◆ **Aim of the exercise**
Copy out every line exactly, passing over the pictures.

◆ **Input records**
----------
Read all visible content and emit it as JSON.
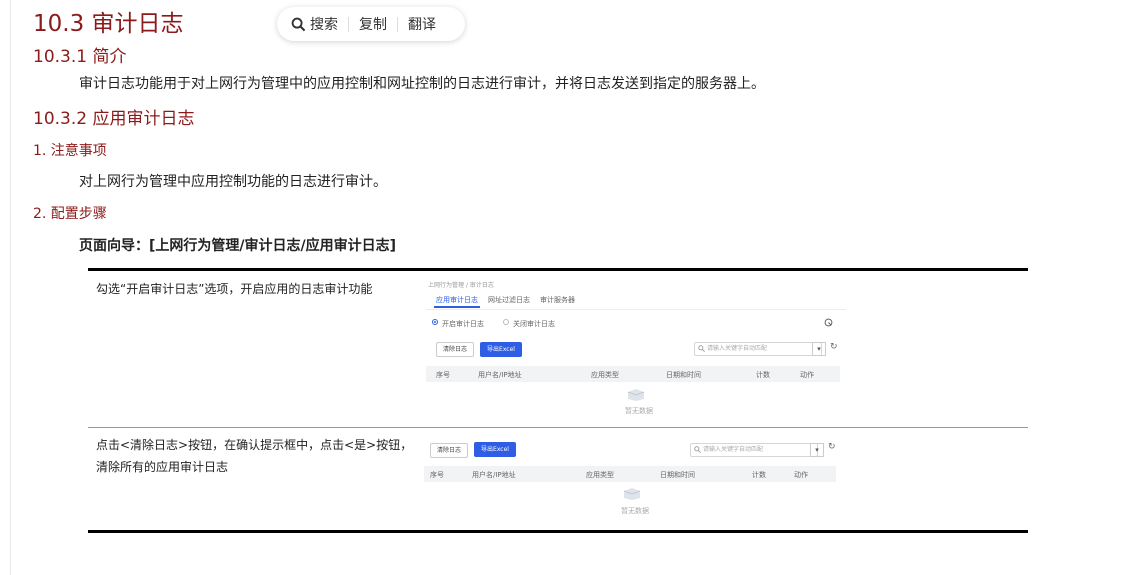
{
  "heading": "10.3  审计日志",
  "popup": {
    "search": "搜索",
    "copy": "复制",
    "translate": "翻译"
  },
  "sec1": {
    "title": "10.3.1  简介",
    "text": "审计日志功能用于对上网行为管理中的应用控制和网址控制的日志进行审计，并将日志发送到指定的服务器上。"
  },
  "sec2": {
    "title": "10.3.2  应用审计日志",
    "note_title": "1. 注意事项",
    "note_text": "对上网行为管理中应用控制功能的日志进行审计。",
    "steps_title": "2. 配置步骤",
    "nav": "页面向导：[上网行为管理/审计日志/应用审计日志]"
  },
  "rows": [
    {
      "text": "勾选“开启审计日志”选项，开启应用的日志审计功能"
    },
    {
      "text": "点击<清除日志>按钮，在确认提示框中，点击<是>按钮，清除所有的应用审计日志"
    }
  ],
  "shot": {
    "breadcrumb": "上网行为管理 / 审计日志",
    "tabs": [
      "应用审计日志",
      "网址过滤日志",
      "审计服务器"
    ],
    "radio_on": "开启审计日志",
    "radio_off": "关闭审计日志",
    "btn_clear": "清除日志",
    "btn_export": "导出Excel",
    "search_placeholder": "请输入关键字自动匹配",
    "columns": [
      "序号",
      "用户名/IP地址",
      "应用类型",
      "日期和时间",
      "计数",
      "动作"
    ],
    "empty": "暂无数据"
  },
  "colors": {
    "heading": "#8b1a1a",
    "accent": "#2f5ee5"
  }
}
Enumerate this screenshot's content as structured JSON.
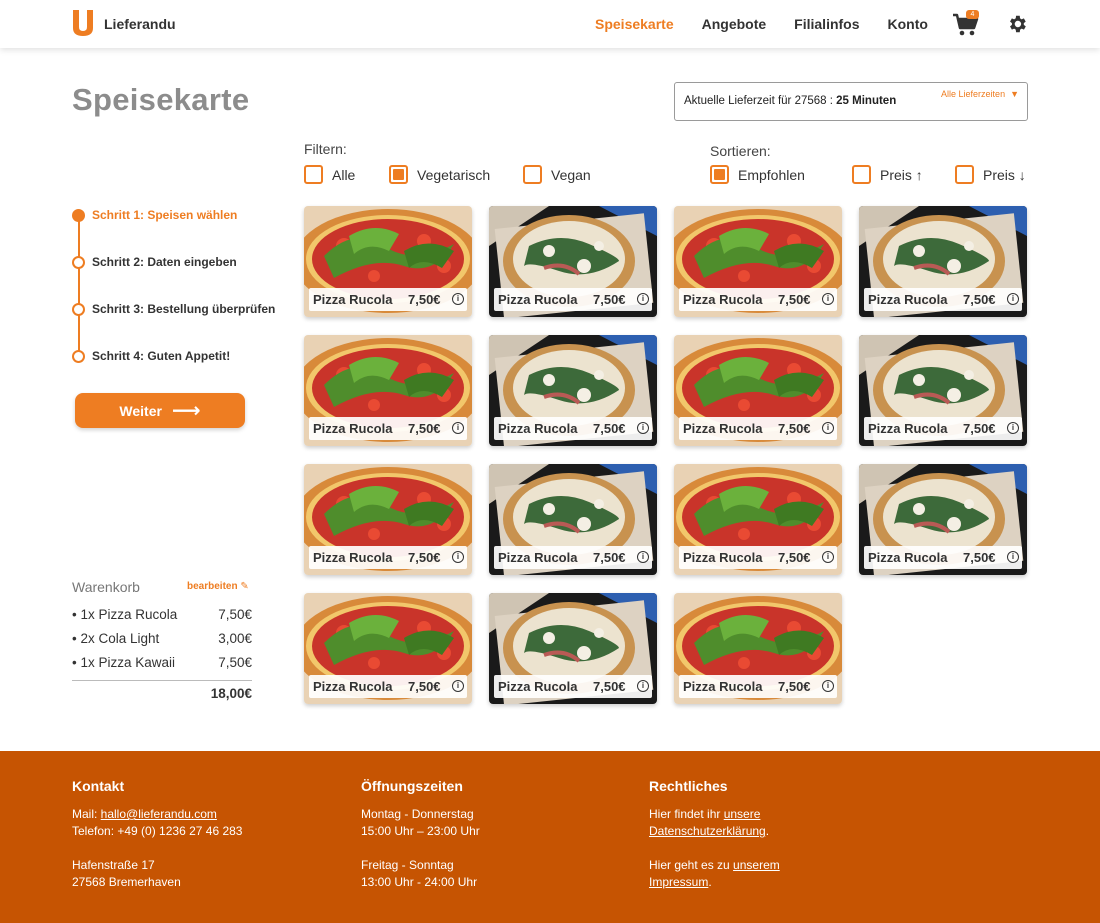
----------
◆ **Exercise output**
Read all visible content and emit it as JSON.
{
  "heading": "10.3  审计日志",
  "popup": {
    "search": "搜索",
    "copy": "复制",
    "translate": "翻译"
  },
  "sec1": {
    "title": "10.3.1  简介",
    "text": "审计日志功能用于对上网行为管理中的应用控制和网址控制的日志进行审计，并将日志发送到指定的服务器上。"
  },
  "sec2": {
    "title": "10.3.2  应用审计日志",
    "note_title": "1. 注意事项",
    "note_text": "对上网行为管理中应用控制功能的日志进行审计。",
    "steps_title": "2. 配置步骤",
    "nav": "页面向导：[上网行为管理/审计日志/应用审计日志]"
  },
  "rows": [
    {
      "text": "勾选“开启审计日志”选项，开启应用的日志审计功能"
    },
    {
      "text": "点击<清除日志>按钮，在确认提示框中，点击<是>按钮，清除所有的应用审计日志"
    }
  ],
  "shot": {
    "breadcrumb": "上网行为管理 / 审计日志",
    "tabs": [
      "应用审计日志",
      "网址过滤日志",
      "审计服务器"
    ],
    "radio_on": "开启审计日志",
    "radio_off": "关闭审计日志",
    "btn_clear": "清除日志",
    "btn_export": "导出Excel",
    "search_placeholder": "请输入关键字自动匹配",
    "columns": [
      "序号",
      "用户名/IP地址",
      "应用类型",
      "日期和时间",
      "计数",
      "动作"
    ],
    "empty": "暂无数据"
  },
  "colors": {
    "heading": "#8b1a1a",
    "accent": "#2f5ee5"
  }
}
Enumerate this screenshot's content as structured JSON.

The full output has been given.